▽

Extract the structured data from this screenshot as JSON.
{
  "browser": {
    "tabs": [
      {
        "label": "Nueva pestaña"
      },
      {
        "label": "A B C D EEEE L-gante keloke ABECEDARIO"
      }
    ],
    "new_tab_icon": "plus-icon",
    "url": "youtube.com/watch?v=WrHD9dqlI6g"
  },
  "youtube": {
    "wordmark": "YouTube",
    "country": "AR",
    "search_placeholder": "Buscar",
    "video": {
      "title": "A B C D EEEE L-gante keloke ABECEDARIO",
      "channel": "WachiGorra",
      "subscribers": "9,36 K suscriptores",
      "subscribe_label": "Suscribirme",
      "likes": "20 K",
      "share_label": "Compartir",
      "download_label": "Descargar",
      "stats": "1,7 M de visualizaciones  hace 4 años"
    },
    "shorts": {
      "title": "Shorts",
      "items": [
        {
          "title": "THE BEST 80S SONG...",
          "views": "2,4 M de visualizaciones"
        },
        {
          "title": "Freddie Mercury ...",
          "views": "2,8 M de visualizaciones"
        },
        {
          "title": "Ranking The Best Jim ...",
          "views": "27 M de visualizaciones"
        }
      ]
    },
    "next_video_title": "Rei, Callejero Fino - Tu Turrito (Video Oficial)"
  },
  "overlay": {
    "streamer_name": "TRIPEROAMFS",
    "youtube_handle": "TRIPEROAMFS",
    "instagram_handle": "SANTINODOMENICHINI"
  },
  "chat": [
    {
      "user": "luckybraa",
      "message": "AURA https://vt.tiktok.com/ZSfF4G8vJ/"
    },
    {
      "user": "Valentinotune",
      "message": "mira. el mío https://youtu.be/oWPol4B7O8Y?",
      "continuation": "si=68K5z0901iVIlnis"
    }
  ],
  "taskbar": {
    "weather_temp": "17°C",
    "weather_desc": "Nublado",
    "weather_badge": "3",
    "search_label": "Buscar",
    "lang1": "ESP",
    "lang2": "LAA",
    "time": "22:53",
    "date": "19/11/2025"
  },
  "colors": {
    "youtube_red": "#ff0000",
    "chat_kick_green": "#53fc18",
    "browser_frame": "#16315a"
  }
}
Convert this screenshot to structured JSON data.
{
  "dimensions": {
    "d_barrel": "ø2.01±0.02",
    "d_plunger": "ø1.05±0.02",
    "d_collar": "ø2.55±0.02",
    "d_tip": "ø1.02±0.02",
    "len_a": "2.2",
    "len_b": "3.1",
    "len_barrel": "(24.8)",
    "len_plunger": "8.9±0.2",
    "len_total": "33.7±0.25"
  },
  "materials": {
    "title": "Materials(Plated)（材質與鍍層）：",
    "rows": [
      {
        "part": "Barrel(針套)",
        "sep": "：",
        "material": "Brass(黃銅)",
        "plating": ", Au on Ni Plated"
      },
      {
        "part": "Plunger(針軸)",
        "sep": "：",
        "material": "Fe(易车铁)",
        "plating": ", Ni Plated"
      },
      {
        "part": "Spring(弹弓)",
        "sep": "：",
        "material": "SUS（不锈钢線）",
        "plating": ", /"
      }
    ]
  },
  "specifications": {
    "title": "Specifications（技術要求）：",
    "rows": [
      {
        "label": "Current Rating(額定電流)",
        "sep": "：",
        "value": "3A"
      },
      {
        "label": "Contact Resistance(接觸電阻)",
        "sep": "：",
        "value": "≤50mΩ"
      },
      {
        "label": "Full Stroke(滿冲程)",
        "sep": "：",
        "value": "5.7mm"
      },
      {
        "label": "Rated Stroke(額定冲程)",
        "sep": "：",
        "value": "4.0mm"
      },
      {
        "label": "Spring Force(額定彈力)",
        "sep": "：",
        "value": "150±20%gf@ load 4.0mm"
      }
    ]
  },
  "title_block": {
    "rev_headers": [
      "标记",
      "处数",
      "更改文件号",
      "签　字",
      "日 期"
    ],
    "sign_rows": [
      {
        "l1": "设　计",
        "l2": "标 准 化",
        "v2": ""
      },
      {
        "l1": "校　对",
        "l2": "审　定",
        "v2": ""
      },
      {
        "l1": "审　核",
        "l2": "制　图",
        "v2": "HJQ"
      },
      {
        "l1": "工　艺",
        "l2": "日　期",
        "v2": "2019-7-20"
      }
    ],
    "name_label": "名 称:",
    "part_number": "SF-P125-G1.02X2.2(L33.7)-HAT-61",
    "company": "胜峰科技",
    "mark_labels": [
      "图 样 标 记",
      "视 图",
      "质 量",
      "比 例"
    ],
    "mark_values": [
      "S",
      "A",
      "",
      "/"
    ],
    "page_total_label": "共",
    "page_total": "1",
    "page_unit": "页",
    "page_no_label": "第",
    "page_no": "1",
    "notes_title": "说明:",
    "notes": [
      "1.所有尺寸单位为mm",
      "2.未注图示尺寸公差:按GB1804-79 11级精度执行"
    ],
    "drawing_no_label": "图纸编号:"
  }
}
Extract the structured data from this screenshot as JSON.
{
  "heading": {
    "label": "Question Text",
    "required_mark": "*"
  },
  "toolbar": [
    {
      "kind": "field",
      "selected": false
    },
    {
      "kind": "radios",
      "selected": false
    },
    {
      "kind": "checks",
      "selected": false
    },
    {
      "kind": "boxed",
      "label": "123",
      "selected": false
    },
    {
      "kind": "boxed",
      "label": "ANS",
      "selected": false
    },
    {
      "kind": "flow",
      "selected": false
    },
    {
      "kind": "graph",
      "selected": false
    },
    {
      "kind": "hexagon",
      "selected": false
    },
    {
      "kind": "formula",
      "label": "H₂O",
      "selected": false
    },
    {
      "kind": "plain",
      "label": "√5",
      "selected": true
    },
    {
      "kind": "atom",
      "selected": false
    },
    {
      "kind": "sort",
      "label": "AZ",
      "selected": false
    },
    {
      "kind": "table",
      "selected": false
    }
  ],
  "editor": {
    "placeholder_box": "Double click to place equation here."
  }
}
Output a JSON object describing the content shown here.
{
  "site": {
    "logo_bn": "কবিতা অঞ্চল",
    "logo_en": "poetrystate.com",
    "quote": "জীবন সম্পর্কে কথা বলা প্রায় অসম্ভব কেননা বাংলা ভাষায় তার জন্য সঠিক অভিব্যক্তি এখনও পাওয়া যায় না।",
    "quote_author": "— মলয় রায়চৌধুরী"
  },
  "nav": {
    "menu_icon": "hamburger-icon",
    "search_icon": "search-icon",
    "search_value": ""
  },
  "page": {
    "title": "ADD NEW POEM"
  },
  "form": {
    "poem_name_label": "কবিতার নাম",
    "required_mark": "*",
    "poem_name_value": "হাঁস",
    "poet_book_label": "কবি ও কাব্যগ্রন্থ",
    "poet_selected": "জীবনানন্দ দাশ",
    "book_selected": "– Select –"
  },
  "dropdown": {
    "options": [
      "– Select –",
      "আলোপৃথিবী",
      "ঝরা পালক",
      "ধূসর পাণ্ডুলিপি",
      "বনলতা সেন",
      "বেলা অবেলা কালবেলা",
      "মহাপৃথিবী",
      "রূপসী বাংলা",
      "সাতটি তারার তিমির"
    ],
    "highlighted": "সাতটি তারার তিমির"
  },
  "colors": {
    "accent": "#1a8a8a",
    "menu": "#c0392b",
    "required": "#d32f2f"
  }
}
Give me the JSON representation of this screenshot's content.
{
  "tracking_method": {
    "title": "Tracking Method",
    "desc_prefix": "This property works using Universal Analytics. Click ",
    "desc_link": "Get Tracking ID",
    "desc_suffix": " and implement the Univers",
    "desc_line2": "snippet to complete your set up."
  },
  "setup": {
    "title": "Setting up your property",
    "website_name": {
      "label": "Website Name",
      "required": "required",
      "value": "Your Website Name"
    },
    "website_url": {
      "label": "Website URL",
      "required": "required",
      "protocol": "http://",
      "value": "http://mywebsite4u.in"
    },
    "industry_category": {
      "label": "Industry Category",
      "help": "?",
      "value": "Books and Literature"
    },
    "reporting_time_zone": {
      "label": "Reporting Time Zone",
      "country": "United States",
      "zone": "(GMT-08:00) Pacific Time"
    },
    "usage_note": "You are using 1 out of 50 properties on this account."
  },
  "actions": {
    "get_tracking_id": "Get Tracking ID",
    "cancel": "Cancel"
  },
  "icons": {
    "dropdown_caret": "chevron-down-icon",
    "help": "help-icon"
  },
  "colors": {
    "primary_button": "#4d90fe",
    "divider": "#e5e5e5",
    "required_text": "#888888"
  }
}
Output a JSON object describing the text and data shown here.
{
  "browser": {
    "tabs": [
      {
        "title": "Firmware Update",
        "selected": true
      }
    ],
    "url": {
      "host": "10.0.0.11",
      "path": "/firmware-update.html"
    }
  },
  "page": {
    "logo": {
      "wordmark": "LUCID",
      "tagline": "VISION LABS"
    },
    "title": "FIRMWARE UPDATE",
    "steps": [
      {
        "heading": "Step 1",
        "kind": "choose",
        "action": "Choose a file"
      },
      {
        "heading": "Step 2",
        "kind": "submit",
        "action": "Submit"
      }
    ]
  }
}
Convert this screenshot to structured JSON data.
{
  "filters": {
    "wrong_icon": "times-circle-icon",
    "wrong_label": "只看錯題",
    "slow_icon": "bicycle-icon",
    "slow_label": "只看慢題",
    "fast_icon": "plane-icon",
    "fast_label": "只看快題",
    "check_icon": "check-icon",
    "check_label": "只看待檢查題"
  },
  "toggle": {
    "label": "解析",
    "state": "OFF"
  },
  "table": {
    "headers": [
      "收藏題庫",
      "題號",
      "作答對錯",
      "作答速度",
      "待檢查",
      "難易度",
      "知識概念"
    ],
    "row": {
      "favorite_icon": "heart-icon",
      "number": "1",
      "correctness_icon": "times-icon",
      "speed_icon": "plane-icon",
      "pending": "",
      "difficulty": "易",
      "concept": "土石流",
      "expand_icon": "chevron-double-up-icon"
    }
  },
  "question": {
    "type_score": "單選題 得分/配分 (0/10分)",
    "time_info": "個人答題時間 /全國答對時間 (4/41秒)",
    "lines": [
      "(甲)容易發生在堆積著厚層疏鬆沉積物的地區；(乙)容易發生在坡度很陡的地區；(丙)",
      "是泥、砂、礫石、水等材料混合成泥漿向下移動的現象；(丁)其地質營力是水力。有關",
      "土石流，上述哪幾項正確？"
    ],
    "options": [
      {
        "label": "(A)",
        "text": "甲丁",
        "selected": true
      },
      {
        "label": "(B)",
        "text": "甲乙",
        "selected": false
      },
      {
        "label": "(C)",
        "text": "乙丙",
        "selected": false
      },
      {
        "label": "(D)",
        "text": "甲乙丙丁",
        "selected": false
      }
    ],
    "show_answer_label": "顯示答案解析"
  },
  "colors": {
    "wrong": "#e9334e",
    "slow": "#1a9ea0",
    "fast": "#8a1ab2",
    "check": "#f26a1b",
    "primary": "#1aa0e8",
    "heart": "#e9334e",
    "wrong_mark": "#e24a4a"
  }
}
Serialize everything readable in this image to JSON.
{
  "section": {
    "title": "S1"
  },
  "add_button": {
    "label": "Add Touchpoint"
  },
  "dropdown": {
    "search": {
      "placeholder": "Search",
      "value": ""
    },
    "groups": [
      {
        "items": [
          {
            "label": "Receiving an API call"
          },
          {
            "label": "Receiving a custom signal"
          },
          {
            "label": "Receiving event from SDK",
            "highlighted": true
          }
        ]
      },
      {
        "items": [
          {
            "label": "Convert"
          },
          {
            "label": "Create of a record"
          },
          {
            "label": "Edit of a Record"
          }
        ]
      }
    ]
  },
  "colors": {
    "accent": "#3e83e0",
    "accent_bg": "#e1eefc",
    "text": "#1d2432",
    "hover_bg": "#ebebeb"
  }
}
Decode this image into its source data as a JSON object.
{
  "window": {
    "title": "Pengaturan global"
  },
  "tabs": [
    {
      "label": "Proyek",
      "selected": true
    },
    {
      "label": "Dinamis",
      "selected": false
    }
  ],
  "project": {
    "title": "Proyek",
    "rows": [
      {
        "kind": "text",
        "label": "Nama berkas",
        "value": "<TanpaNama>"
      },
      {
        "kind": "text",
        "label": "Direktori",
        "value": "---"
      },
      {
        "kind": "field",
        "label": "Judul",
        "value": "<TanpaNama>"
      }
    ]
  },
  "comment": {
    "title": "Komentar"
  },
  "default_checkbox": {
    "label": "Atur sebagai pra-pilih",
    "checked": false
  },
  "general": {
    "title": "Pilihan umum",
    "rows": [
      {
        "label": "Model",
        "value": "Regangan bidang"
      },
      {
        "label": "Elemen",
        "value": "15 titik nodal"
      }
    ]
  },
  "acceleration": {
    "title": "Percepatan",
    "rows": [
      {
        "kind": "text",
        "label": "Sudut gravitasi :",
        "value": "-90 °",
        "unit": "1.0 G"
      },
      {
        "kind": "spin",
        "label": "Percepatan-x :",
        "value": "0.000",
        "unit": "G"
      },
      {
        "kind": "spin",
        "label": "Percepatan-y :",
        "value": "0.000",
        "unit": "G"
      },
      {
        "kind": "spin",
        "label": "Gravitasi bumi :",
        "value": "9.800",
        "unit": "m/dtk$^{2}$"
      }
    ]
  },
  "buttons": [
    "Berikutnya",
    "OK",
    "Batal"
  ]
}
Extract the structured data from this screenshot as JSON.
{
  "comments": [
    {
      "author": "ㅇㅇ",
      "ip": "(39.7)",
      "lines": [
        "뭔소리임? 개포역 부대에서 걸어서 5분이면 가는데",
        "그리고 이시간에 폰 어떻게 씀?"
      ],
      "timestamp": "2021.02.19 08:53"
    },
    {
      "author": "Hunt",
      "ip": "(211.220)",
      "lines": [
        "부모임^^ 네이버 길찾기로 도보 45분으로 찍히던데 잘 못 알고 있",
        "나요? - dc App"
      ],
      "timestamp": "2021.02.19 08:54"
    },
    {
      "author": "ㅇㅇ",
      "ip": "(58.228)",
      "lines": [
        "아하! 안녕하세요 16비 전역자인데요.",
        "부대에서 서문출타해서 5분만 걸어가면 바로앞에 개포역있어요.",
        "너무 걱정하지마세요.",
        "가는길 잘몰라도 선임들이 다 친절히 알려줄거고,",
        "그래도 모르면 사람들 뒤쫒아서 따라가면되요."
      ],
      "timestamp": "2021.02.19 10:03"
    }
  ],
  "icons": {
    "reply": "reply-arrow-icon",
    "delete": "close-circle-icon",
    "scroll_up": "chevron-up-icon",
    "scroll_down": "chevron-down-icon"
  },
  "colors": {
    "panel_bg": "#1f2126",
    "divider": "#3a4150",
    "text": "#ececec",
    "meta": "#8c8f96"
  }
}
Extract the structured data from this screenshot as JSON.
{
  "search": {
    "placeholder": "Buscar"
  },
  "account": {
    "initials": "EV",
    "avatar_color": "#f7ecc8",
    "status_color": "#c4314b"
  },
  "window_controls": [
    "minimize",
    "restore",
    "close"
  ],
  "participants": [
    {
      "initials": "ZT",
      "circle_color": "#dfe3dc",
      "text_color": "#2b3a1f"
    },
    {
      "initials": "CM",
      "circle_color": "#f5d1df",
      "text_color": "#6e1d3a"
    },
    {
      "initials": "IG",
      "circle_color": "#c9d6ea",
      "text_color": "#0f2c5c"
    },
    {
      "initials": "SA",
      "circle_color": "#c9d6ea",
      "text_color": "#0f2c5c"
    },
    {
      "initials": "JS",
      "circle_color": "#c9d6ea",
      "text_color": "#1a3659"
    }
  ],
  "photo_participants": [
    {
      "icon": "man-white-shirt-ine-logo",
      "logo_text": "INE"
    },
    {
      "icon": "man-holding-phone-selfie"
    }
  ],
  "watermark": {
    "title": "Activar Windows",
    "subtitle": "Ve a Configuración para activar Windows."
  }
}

△

Work to complete =
Of the lines in the data, how many hold the string "Windows"? State the number, nothing else.

The result =
2